***** Fragment

W 2010 r. na centralnym skrzyżowaniu w Warszawie zawisł "licznik Balcerowicza", czyli duży wyświetlacz, który pokazywał narastający stan zadłużenia państwa.
Czasy się zmieniły i obecnie niepokoi nas co innego. Wkrótce minie rok od dnia, w którym w Polsce stwierdzono pierwszy przypadek zakażenia koronawirusem. Od tego czasu miliardy złotych włożone zostały w ratowanie przedsiębiorstw, opiekę zdrowotną i zapewnienie w miarę normalnego funkcjonowania państwa.
Budżet nie jest workiem bez dna i niezależnie od tego, w jakich superlatywach premier Mateusz Morawiecki nie mówiłby o stanie finansów, wkrótce przyjdzie nam zapłacić cenę za pandemię.
30 mld zł – tyle, zdaniem Związku Przedsiębiorców Polskich i Warsaw Enterprise Institute, od marca straciła polska gospodarka. O tym, że suma ta każdego dnia rośnie, będzie mógł przekonać się każdy, kto mijać będzie dawny Dom Partii, czyli ogromny budynek na skrzyżowaniu Alei Jerozolimskich i Nowego Światu. Wspomniane instytucje umieściły na jego elewacji "Licznik Strat Lockdownowych".
Licznik Strat Lockdownowych wskazuje w czasie rzeczywistym skumulowaną stratę gospodarczą w rozumieniu utraconego dochodu od pierwszego, wiosennego lockdownu – oraz wyszczególnia straty czterech najważniejszych branż, które były lub są zamrożone (gastronomia, fitness, rozrywka, hotele). Będzie też aktualizowany w zależności od bieżących zmian reżimu sanitarnego.

**********
***** Wyodrębniony materiał

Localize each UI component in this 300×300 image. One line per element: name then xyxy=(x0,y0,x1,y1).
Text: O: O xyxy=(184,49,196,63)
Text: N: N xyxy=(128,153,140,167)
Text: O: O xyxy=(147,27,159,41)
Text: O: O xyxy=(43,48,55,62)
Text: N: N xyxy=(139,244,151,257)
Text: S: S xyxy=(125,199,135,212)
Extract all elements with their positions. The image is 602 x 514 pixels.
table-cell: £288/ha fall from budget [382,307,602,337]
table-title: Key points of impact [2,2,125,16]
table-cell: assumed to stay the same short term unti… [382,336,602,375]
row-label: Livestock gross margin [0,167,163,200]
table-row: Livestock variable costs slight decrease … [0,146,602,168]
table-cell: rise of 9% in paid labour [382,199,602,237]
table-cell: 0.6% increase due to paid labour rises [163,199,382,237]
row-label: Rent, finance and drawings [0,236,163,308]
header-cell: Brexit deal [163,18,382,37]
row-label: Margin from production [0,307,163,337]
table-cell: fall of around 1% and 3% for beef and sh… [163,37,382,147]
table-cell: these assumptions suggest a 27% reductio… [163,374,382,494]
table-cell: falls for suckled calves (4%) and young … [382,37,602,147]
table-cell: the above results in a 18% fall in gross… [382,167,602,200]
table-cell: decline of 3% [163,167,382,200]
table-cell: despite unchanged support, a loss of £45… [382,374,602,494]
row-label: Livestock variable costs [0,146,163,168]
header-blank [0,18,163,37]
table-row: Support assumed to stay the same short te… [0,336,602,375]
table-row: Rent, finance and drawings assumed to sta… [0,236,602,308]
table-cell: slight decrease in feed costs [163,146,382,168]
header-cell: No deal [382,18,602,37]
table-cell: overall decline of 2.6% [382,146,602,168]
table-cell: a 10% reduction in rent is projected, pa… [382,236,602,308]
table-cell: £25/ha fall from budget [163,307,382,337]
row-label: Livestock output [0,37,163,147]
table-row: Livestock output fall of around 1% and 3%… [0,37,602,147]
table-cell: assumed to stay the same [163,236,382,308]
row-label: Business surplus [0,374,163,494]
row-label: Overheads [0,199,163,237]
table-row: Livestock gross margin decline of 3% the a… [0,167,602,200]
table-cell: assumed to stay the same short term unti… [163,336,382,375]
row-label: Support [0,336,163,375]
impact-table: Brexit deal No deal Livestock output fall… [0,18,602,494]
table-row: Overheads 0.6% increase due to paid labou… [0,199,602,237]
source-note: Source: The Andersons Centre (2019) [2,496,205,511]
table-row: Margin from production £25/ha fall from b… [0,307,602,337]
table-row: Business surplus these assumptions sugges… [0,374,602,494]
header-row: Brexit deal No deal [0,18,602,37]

**********

**Praca z materiałem**
1 – Przepisz z fragmentu urywek, który zaczyna się od słów "W 2010 r. na" i ciągnie się aż do słów "cenę za pandemię.".
2 – Jaką sumę według fragmentu straciła polska gospodarka od marca w ocenie Związku Przedsiębiorców Polskich i Warsaw Enterprise Institute?
3 – Podaj wszystkie branże, których straty wyszczególnia Licznik Strat Lockdownowych opisany we fragmencie.

**Odpowiedzi do zadań**
1 –
W 2010 r. na centralnym skrzyżowaniu w Warszawie zawisł "licznik Balcerowicza", czyli duży wyświetlacz, który pokazywał narastający stan zadłużenia państwa.
Czasy się zmieniły i obecnie niepokoi nas co innego. Wkrótce minie rok od dnia, w którym w Polsce stwierdzono pierwszy przypadek zakażenia koronawirusem. Od tego czasu miliardy złotych włożone zostały w ratowanie przedsiębiorstw, opiekę zdrowotną i zapewnienie w miarę normalnego funkcjonowania państwa.
Budżet nie jest workiem bez dna i niezależnie od tego, w jakich superlatywach premier Mateusz Morawiecki nie mówiłby o stanie finansów, wkrótce przyjdzie nam zapłacić cenę za pandemię.

2 – 30 mld zł.

3 – Gastronomia, fitness, rozrywka, hotele.